- AIM OF THE EXERCISE -
Locate every line below that contains the word "receiving" and copy it.

- RECORDS SUPPLIED -
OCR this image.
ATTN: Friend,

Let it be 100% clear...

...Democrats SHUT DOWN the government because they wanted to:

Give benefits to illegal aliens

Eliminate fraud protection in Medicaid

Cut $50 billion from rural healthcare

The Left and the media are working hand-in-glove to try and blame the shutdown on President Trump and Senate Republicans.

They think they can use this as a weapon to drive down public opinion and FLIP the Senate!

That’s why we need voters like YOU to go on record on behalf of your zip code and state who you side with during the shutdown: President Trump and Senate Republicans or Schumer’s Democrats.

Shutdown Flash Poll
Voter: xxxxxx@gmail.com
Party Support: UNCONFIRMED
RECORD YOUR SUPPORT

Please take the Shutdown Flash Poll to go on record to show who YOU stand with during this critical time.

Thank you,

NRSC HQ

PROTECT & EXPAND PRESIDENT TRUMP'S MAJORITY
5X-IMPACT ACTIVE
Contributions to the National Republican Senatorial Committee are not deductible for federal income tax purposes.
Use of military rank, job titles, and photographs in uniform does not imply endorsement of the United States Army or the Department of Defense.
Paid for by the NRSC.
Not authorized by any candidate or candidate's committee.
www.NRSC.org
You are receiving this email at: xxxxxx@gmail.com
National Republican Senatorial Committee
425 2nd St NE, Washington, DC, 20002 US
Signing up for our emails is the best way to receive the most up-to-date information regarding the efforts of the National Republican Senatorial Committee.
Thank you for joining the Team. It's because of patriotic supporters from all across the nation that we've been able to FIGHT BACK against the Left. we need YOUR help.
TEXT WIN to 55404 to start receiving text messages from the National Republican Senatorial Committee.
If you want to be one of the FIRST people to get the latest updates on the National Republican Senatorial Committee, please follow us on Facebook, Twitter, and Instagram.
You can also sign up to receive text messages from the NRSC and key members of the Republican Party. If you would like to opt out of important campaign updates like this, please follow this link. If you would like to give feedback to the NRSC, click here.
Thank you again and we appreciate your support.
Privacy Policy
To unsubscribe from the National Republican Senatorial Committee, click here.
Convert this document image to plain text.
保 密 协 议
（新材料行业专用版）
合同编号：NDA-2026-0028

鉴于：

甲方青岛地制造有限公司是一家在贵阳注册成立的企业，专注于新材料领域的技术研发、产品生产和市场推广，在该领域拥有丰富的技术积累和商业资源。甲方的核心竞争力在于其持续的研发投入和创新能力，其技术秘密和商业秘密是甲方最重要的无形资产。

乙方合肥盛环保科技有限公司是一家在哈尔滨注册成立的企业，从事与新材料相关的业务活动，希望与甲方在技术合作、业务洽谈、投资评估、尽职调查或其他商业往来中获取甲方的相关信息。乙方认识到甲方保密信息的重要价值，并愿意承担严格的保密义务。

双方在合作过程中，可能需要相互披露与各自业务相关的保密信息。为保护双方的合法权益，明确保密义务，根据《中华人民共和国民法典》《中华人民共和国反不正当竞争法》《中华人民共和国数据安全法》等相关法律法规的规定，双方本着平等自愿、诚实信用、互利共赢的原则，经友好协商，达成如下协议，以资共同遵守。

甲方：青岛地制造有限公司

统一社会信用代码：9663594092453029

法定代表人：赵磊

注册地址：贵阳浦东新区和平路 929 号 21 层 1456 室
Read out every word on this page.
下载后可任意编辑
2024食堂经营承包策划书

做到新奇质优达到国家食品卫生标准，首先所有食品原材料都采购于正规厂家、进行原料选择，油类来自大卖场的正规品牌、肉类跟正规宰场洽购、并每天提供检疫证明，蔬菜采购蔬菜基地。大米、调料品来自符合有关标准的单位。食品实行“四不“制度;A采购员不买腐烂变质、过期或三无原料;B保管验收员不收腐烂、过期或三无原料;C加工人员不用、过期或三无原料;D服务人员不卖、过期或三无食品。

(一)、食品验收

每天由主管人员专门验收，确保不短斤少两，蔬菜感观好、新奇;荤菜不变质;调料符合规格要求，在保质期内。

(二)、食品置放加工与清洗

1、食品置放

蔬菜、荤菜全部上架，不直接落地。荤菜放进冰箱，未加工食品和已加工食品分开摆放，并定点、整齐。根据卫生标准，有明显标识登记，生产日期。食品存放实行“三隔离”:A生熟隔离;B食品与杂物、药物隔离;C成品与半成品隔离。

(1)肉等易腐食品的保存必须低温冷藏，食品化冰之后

- ANSWER IN FULL -
You are receiving this email at: xxxxxx@gmail.com
TEXT WIN to 55404 to start receiving text messages from the National Republican Senatorial Committee.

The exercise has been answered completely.